[Start of Dataset]
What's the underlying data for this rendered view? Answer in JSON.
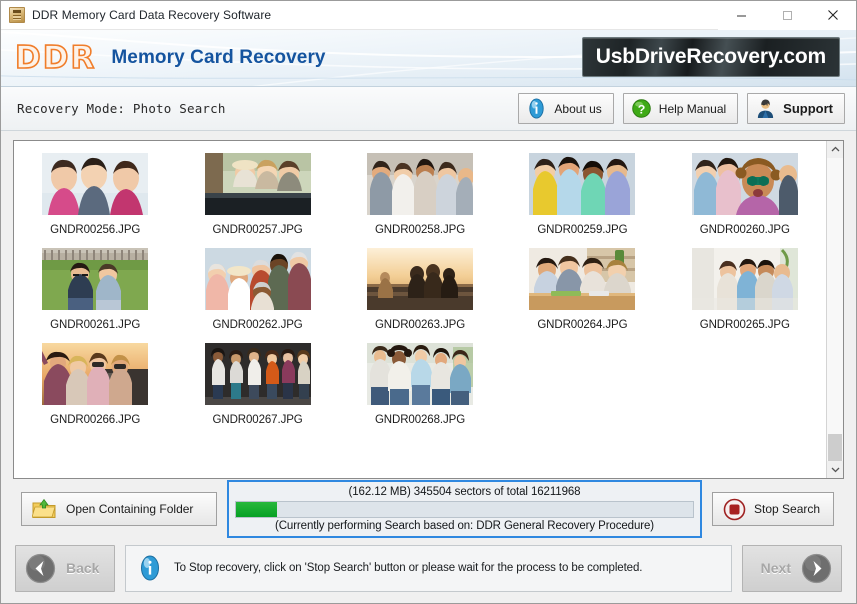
{
  "window": {
    "title": "DDR Memory Card Data Recovery Software",
    "app_icon": "memory-card-icon",
    "controls": {
      "minimize": "minimize-icon",
      "maximize": "maximize-icon",
      "close": "close-icon"
    }
  },
  "banner": {
    "logo_text": "DDR",
    "title": "Memory Card Recovery",
    "brand_badge": "UsbDriveRecovery.com",
    "brand_color": "#15549f",
    "logo_color": "#f07d2a"
  },
  "toolbar": {
    "mode_label": "Recovery Mode:  Photo Search",
    "buttons": [
      {
        "label": "About us",
        "icon": "info-icon"
      },
      {
        "label": "Help Manual",
        "icon": "question-icon"
      },
      {
        "label": "Support",
        "icon": "support-person-icon"
      }
    ]
  },
  "file_grid": {
    "files": [
      {
        "name": "GNDR00256.JPG"
      },
      {
        "name": "GNDR00257.JPG"
      },
      {
        "name": "GNDR00258.JPG"
      },
      {
        "name": "GNDR00259.JPG"
      },
      {
        "name": "GNDR00260.JPG"
      },
      {
        "name": "GNDR00261.JPG"
      },
      {
        "name": "GNDR00262.JPG"
      },
      {
        "name": "GNDR00263.JPG"
      },
      {
        "name": "GNDR00264.JPG"
      },
      {
        "name": "GNDR00265.JPG"
      },
      {
        "name": "GNDR00266.JPG"
      },
      {
        "name": "GNDR00267.JPG"
      },
      {
        "name": "GNDR00268.JPG"
      }
    ],
    "scrollbar": {
      "up_arrow": "chevron-up-icon",
      "down_arrow": "chevron-down-icon",
      "thumb_position": "bottom"
    }
  },
  "actions": {
    "open_folder": {
      "label": "Open Containing Folder",
      "icon": "open-folder-icon"
    },
    "stop_search": {
      "label": "Stop Search",
      "icon": "stop-square-icon"
    }
  },
  "progress": {
    "status_text": "(162.12 MB) 345504  sectors  of  total 16211968",
    "procedure_text": "(Currently performing Search based on:  DDR General Recovery Procedure)",
    "percent": 9,
    "fill_color": "#12a82b",
    "border_color": "#2f88e0"
  },
  "footer": {
    "back_label": "Back",
    "next_label": "Next",
    "back_icon": "chevron-left-circle-icon",
    "next_icon": "chevron-right-circle-icon",
    "status_icon": "info-icon",
    "status_message": "To Stop recovery, click on 'Stop Search' button or please wait for the process to be completed."
  }
}
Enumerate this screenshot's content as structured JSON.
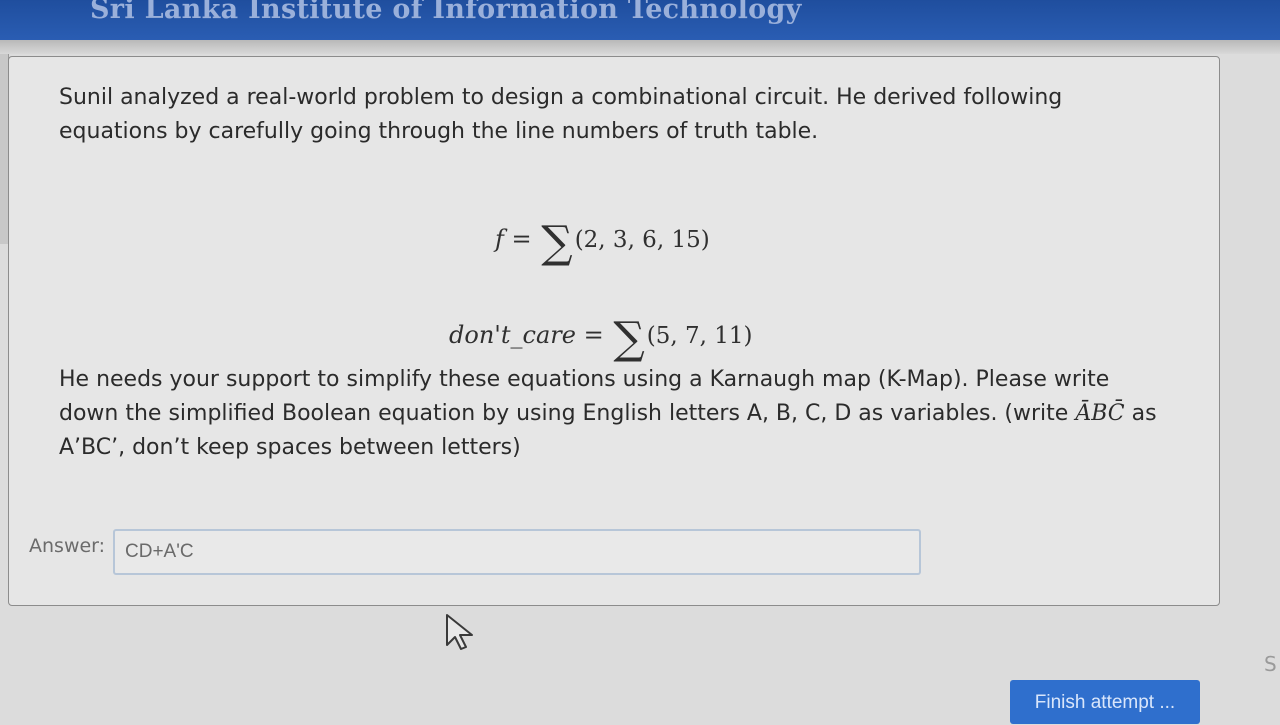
{
  "header": {
    "title": "Sri Lanka Institute of Information Technology"
  },
  "question": {
    "intro": "Sunil analyzed a real-world problem to design a combinational circuit. He derived following equations by carefully going through the line numbers of truth table.",
    "formula1_lhs": "f",
    "formula1_terms": "(2, 3, 6, 15)",
    "formula2_lhs": "don't_care",
    "formula2_terms": "(5, 7, 11)",
    "equals": "=",
    "sigma": "∑",
    "instruction_part1": "He needs your support to simplify these equations using a Karnaugh map (K-Map). Please write down the simplified Boolean equation by using English letters A, B, C, D as variables. (write ",
    "example_expression": "ĀBC̄",
    "instruction_part2": " as A’BC’, don’t keep spaces between letters)"
  },
  "answer": {
    "label": "Answer:",
    "value": "CD+A'C"
  },
  "footer": {
    "finish_label": "Finish attempt ...",
    "side_letter": "S"
  }
}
[End of Dataset]
> **Your instructions**
Find the word "chevron" in the data and show each line that holds it.

> **Completed task**
      "up_arrow": "chevron-up-icon",
      "down_arrow": "chevron-down-icon",
    "back_icon": "chevron-left-circle-icon",
    "next_icon": "chevron-right-circle-icon",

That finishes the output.